Information given —
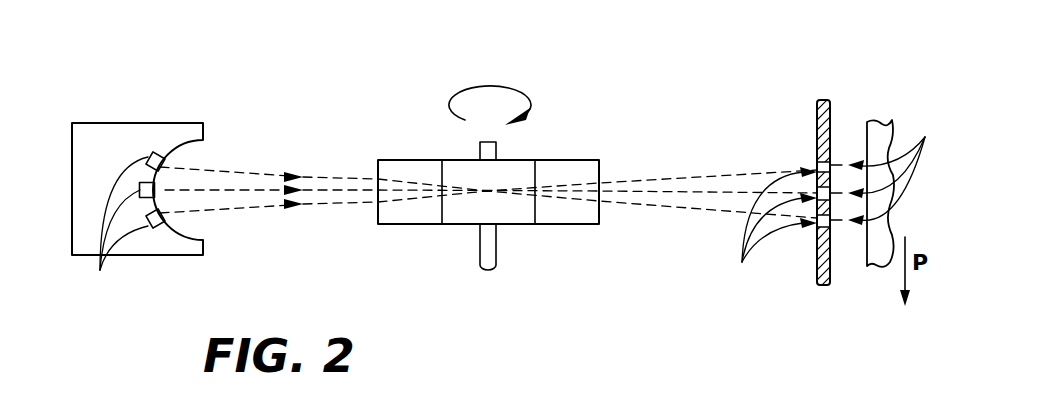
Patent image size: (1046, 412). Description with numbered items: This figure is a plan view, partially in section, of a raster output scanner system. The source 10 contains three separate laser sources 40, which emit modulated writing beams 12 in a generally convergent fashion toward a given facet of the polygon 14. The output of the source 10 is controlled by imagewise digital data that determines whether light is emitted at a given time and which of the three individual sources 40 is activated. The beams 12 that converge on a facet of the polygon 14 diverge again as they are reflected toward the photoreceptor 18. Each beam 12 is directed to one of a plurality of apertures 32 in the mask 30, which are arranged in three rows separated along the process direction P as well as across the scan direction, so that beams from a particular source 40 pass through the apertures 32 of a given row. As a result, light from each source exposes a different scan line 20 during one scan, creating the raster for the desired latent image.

The source 10 is at (131, 123).
The laser sources 40 is at (117, 229).
The writing beams 12 is at (233, 172).
The polygon 14 is at (417, 225).
The mask 30 is at (827, 98).
The apertures 32 is at (773, 232).
The photoreceptor 18 is at (884, 123).
The scan lines 20 is at (897, 166).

What is expected —
Render every line of the entries above as a numbered list, skipping blank lines and leaving out the pictures.

Reply to the exercise —
1. Patent image size: (1046, 412). Description with numbered items: This figure is a plan view, partially in section, of a raster output scanner system. The source 10 contains three separate laser sources 40, which emit modulated writing beams 12 in a generally convergent fashion toward a given facet of the polygon 14. The output of the source 10 is controlled by imagewise digital data that determines whether light is emitted at a given time and which of the three individual sources 40 is activated. The beams 12 that converge on a facet of the polygon 14 diverge again as they are reflected toward the photoreceptor 18. Each beam 12 is directed to one of a plurality of apertures 32 in the mask 30, which are arranged in three rows separated along the process direction P as well as across the scan direction, so that beams from a particular source 40 pass through the apertures 32 of a given row. As a result, light from each source exposes a different scan line 20 during one scan, creating the raster for the desired latent image.
2. The source 10 is at (131, 123).
3. The laser sources 40 is at (117, 229).
4. The writing beams 12 is at (233, 172).
5. The polygon 14 is at (417, 225).
6. The mask 30 is at (827, 98).
7. The apertures 32 is at (773, 232).
8. The photoreceptor 18 is at (884, 123).
9. The scan lines 20 is at (897, 166).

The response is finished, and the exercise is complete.